**Extracted data entries**
********************
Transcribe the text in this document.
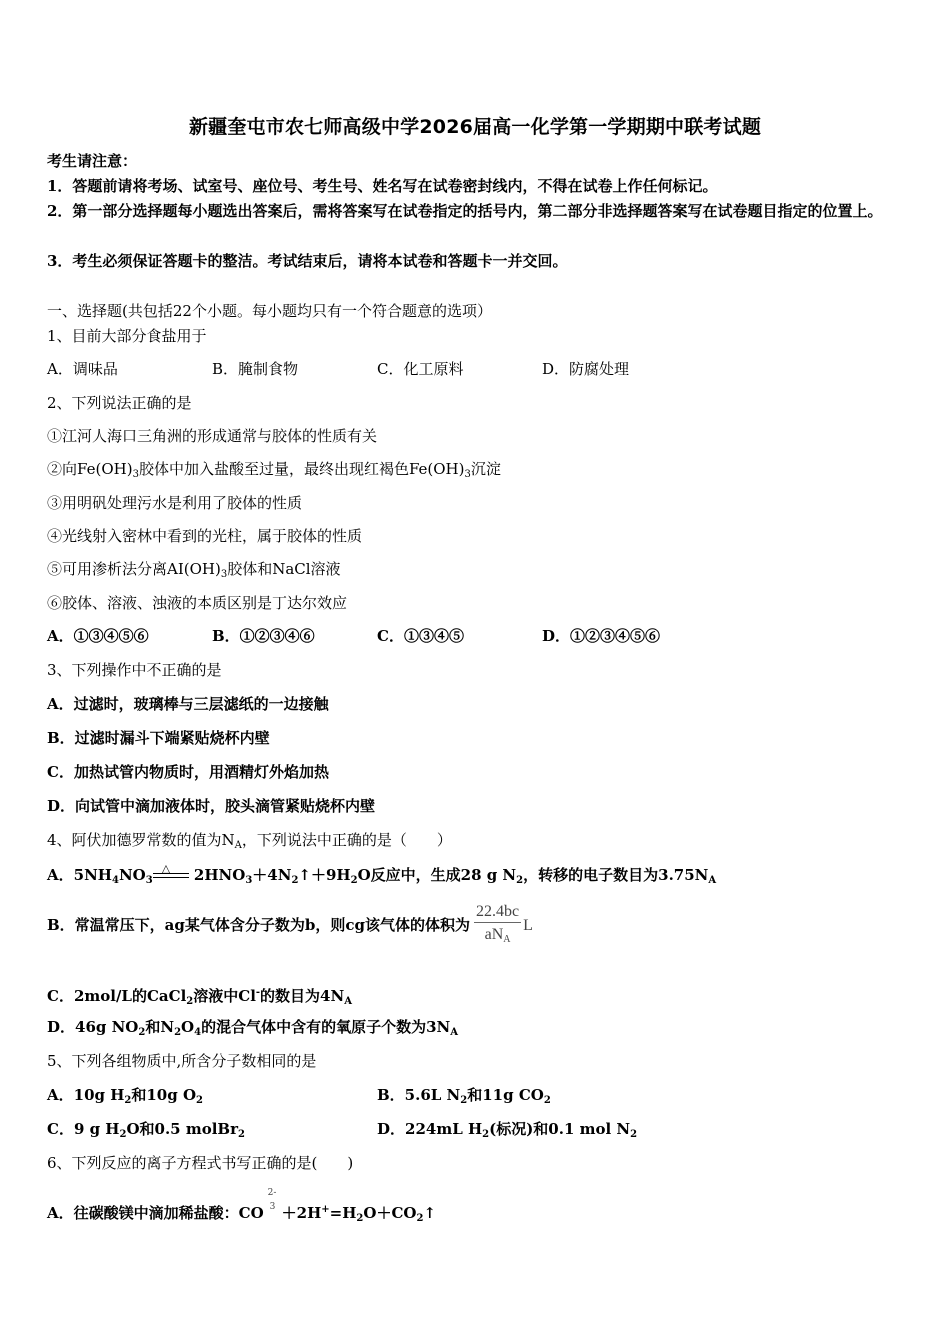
新疆奎屯市农七师高级中学2026届高一化学第一学期期中联考试题
考生请注意：
1．答题前请将考场、试室号、座位号、考生号、姓名写在试卷密封线内，不得在试卷上作任何标记。
2．第一部分选择题每小题选出答案后，需将答案写在试卷指定的括号内，第二部分非选择题答案写在试卷题目指定的位置上。
3．考生必须保证答题卡的整洁。考试结束后，请将本试卷和答题卡一并交回。
一、选择题(共包括22个小题。每小题均只有一个符合题意的选项）
1、目前大部分食盐用于
A．调味品	B．腌制食物	C．化工原料	D．防腐处理
2、下列说法正确的是
①江河人海口三角洲的形成通常与胶体的性质有关
②向$Fe(OH)_3$胶体中加入盐酸至过量，最终出现红褐色$Fe(OH)_3$沉淀
③用明矾处理污水是利用了胶体的性质
④光线射入密林中看到的光柱，属于胶体的性质
⑤可用渗析法分离$AI(OH)_3$胶体和NaCl溶液
⑥胶体、溶液、浊液的本质区别是丁达尔效应
A．①③④⑤⑥	B．①②③④⑥	C．①③④⑤	D．①②③④⑤⑥
3、下列操作中不正确的是
A．过滤时，玻璃棒与三层滤纸的一边接触
B．过滤时漏斗下端紧贴烧杯内壁
C．加热试管内物质时，用酒精灯外焰加热
D．向试管中滴加液体时，胶头滴管紧贴烧杯内壁
4、阿伏加德罗常数的值为$N_A$，下列说法中正确的是（　　）
A．$5NH_4NO_3$
△ $2HNO_3+4N_2↑+9H_2O$反应中，生成28 g $N_2$，转移的电子数目为$3.75N_A$
B．常温常压下，ag某气体含分子数为b，则cg该气体的体积为 $\frac{22.4bc}{aN_A}$ L
C．2mol/L的CaCl$_2$溶液中Cl-的数目为$4N_A$
D．46g $NO_2$和$N_2O_4$的混合气体中含有的氧原子个数为$3N_A$
5、下列各组物质中,所含分子数相同的是
A．10g $H_2$和10g $O_2$	B．5.6L $N_2$和11g $CO_2$
C．9 g $H_2O$和0.5 molBr$_2$	D．224mL $H_2$(标况)和0.1 mol $N_2$
6、下列反应的离子方程式书写正确的是(　　)
A．往碳酸镁中滴加稀盐酸：CO
2-
$3 +2H^+=H_2O+CO_2↑$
********************
**TO BE DONE**
Every record above should be written out again without change, except that the pictures are left out.

**EXERCISE RESPONSE**
Transcribe the text in this document.
新疆奎屯市农七师高级中学2026届高一化学第一学期期中联考试题
考生请注意：
1．答题前请将考场、试室号、座位号、考生号、姓名写在试卷密封线内，不得在试卷上作任何标记。
2．第一部分选择题每小题选出答案后，需将答案写在试卷指定的括号内，第二部分非选择题答案写在试卷题目指定的位置上。
3．考生必须保证答题卡的整洁。考试结束后，请将本试卷和答题卡一并交回。
一、选择题(共包括22个小题。每小题均只有一个符合题意的选项）
1、目前大部分食盐用于
A．调味品	B．腌制食物	C．化工原料	D．防腐处理
2、下列说法正确的是
①江河人海口三角洲的形成通常与胶体的性质有关
②向$Fe(OH)_3$胶体中加入盐酸至过量，最终出现红褐色$Fe(OH)_3$沉淀
③用明矾处理污水是利用了胶体的性质
④光线射入密林中看到的光柱，属于胶体的性质
⑤可用渗析法分离$AI(OH)_3$胶体和NaCl溶液
⑥胶体、溶液、浊液的本质区别是丁达尔效应
A．①③④⑤⑥	B．①②③④⑥	C．①③④⑤	D．①②③④⑤⑥
3、下列操作中不正确的是
A．过滤时，玻璃棒与三层滤纸的一边接触
B．过滤时漏斗下端紧贴烧杯内壁
C．加热试管内物质时，用酒精灯外焰加热
D．向试管中滴加液体时，胶头滴管紧贴烧杯内壁
4、阿伏加德罗常数的值为$N_A$，下列说法中正确的是（　　）
A．$5NH_4NO_3$
△ $2HNO_3+4N_2↑+9H_2O$反应中，生成28 g $N_2$，转移的电子数目为$3.75N_A$
B．常温常压下，ag某气体含分子数为b，则cg该气体的体积为 $\frac{22.4bc}{aN_A}$ L
C．2mol/L的CaCl$_2$溶液中Cl-的数目为$4N_A$
D．46g $NO_2$和$N_2O_4$的混合气体中含有的氧原子个数为$3N_A$
5、下列各组物质中,所含分子数相同的是
A．10g $H_2$和10g $O_2$	B．5.6L $N_2$和11g $CO_2$
C．9 g $H_2O$和0.5 molBr$_2$	D．224mL $H_2$(标况)和0.1 mol $N_2$
6、下列反应的离子方程式书写正确的是(　　)
A．往碳酸镁中滴加稀盐酸：CO
2-
$3 +2H^+=H_2O+CO_2↑$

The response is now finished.